[Start of Input]

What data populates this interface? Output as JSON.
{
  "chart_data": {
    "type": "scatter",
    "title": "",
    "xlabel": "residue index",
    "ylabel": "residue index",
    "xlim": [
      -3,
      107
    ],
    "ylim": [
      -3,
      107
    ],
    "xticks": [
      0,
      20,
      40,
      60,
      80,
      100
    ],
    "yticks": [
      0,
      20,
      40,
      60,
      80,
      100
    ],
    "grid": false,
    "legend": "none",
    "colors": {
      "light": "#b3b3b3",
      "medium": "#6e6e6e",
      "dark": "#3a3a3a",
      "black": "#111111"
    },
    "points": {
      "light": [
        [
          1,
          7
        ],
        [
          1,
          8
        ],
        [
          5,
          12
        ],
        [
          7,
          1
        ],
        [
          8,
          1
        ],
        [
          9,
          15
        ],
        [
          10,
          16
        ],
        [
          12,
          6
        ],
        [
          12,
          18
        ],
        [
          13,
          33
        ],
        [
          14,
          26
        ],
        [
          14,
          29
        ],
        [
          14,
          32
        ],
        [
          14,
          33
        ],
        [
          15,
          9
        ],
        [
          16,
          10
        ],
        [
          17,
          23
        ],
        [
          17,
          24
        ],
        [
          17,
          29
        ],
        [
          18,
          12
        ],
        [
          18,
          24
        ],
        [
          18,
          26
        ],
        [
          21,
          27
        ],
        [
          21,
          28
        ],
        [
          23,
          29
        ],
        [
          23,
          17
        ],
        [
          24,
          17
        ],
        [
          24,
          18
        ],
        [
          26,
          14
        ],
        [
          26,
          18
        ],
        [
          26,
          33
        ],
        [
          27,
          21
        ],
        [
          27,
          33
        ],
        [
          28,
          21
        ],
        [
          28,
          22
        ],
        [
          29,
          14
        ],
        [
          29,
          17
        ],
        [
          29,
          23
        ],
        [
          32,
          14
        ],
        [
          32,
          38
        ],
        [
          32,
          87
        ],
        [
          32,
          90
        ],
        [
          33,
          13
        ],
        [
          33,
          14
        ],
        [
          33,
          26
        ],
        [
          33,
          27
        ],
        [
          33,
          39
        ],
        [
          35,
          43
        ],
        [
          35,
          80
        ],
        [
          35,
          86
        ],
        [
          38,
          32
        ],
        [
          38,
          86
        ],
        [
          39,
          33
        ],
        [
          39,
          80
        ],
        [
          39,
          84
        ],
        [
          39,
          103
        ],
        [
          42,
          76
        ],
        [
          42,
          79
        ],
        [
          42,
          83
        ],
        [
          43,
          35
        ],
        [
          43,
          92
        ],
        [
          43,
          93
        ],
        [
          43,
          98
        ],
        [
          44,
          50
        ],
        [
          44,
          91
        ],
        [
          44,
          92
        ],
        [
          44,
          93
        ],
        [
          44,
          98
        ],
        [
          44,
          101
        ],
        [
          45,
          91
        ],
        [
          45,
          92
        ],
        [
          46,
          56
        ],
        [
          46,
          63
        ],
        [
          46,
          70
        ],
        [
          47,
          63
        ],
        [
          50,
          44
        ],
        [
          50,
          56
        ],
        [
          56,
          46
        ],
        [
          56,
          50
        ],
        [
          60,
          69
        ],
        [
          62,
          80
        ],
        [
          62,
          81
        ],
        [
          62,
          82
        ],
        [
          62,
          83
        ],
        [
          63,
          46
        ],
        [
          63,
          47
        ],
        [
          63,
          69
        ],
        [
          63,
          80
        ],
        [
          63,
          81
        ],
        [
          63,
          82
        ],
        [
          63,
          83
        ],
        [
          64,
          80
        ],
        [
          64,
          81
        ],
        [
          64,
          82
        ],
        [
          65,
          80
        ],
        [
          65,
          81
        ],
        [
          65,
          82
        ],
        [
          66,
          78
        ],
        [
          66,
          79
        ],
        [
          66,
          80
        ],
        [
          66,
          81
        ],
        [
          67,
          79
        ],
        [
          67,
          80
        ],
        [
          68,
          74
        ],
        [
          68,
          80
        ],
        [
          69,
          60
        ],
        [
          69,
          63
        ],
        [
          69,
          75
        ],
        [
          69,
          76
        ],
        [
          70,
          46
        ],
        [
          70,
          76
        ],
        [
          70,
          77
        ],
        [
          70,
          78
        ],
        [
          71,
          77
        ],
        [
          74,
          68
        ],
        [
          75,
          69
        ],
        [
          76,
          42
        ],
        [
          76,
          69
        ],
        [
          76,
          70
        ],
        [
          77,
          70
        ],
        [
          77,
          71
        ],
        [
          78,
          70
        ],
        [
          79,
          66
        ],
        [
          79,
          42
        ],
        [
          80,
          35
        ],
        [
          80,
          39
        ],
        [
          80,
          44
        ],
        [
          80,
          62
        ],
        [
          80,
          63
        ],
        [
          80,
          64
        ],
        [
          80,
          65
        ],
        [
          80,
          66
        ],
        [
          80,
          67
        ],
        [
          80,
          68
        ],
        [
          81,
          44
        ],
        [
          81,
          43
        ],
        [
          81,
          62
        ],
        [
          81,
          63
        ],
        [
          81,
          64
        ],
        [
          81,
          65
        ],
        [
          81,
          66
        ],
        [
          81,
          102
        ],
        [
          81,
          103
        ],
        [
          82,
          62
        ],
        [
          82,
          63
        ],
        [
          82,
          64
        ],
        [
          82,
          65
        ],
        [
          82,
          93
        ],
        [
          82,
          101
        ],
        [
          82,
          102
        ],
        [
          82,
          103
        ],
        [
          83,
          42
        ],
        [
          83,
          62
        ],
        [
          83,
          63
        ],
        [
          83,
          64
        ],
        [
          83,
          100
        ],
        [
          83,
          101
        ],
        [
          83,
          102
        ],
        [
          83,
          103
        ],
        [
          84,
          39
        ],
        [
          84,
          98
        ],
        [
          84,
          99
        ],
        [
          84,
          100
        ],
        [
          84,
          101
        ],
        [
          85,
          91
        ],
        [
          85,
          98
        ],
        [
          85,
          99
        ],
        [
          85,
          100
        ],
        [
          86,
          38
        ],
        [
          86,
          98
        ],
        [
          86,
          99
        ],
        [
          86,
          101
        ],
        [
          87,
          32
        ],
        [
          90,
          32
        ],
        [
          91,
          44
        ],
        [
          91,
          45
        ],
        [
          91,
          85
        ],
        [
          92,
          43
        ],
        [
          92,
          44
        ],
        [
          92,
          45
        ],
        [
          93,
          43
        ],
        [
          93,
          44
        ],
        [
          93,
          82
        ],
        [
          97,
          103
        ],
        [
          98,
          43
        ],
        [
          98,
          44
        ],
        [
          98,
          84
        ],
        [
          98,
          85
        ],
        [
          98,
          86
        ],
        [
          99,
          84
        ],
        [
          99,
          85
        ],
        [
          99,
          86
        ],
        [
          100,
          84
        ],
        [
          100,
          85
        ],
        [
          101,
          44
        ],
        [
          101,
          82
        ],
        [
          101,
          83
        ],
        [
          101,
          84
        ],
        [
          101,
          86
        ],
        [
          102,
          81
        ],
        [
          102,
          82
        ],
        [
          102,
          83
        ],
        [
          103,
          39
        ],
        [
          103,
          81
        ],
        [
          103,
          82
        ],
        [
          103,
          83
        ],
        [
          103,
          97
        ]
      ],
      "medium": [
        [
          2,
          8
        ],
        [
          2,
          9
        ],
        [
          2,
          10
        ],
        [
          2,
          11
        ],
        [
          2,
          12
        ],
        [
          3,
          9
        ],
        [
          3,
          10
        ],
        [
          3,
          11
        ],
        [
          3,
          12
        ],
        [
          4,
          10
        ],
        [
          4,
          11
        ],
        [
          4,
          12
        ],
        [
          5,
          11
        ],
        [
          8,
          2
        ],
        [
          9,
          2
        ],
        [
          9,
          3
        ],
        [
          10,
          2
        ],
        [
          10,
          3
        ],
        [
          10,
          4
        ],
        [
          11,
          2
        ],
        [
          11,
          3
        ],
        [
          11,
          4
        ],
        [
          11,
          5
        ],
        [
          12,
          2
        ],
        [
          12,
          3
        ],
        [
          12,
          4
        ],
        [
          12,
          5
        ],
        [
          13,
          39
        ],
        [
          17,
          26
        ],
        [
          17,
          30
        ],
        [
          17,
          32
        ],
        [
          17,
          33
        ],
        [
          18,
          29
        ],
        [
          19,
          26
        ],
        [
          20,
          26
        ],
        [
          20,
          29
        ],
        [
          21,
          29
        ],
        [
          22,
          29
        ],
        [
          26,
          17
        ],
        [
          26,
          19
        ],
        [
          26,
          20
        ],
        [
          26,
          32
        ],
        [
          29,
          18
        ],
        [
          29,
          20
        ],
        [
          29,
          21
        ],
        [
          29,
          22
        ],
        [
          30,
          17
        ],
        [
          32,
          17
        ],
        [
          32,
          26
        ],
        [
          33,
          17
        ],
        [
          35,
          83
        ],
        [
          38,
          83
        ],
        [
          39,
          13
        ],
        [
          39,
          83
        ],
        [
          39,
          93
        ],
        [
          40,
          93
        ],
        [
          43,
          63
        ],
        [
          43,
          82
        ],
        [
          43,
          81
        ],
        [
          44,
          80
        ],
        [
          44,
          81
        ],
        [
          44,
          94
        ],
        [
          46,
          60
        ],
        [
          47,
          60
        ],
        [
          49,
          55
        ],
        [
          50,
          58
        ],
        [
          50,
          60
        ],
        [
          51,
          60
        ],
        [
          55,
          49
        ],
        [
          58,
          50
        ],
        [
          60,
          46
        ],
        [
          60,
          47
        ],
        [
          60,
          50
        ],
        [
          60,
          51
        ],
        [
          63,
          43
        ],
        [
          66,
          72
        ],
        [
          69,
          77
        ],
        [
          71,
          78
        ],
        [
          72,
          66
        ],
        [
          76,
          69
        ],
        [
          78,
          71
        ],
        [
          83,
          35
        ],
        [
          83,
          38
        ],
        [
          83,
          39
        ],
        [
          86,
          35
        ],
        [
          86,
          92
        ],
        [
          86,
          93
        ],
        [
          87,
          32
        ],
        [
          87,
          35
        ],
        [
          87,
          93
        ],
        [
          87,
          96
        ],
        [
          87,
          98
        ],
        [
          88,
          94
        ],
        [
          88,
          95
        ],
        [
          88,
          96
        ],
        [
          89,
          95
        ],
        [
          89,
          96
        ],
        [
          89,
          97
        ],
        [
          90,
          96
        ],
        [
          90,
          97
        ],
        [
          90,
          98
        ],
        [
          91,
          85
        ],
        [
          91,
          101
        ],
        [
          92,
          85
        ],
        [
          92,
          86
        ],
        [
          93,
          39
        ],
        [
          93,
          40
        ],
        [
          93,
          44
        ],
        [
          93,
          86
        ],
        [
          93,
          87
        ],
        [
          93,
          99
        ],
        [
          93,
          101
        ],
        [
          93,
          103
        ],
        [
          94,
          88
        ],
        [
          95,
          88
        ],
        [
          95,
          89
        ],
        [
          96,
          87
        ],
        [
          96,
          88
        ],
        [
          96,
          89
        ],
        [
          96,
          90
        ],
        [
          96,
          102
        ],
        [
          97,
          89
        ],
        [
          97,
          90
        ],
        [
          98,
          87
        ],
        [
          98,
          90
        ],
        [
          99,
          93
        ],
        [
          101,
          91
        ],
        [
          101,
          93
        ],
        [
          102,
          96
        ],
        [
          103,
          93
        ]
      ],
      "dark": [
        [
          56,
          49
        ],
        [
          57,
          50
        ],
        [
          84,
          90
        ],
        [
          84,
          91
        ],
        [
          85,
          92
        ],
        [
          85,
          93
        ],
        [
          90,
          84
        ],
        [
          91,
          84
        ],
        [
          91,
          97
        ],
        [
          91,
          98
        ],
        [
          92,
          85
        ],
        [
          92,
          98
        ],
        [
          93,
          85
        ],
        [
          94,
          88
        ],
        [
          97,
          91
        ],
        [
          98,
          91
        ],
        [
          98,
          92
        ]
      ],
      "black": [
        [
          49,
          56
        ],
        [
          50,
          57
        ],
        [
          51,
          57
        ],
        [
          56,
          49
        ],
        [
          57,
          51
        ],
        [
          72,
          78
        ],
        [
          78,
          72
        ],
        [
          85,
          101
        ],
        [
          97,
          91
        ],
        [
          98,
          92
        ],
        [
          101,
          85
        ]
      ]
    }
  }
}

[End of Input]

• [Exercise task] Copy each line in the data that holds the word "residue".

• [Exercise solution]
    "xlabel": "residue index",
    "ylabel": "residue index",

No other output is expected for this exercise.